Exercise:
Copy out the lines below, replacing "bbox" with "bounding box" and leaving everything else unchanged.

Records for this exercise:
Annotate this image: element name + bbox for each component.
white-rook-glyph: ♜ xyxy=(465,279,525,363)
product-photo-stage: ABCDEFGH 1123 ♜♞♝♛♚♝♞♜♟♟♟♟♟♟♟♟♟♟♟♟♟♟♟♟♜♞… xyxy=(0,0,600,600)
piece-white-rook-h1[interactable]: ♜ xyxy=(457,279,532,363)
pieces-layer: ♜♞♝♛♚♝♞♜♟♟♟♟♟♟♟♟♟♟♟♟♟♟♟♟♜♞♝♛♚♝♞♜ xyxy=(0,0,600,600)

Written response:
Annotate this image: element name + bounding box for each component.
white-rook-glyph: ♜ xyxy=(465,279,525,363)
product-photo-stage: ABCDEFGH 1123 ♜♞♝♛♚♝♞♜♟♟♟♟♟♟♟♟♟♟♟♟♟♟♟♟♜♞… xyxy=(0,0,600,600)
piece-white-rook-h1[interactable]: ♜ xyxy=(457,279,532,363)
pieces-layer: ♜♞♝♛♚♝♞♜♟♟♟♟♟♟♟♟♟♟♟♟♟♟♟♟♜♞♝♛♚♝♞♜ xyxy=(0,0,600,600)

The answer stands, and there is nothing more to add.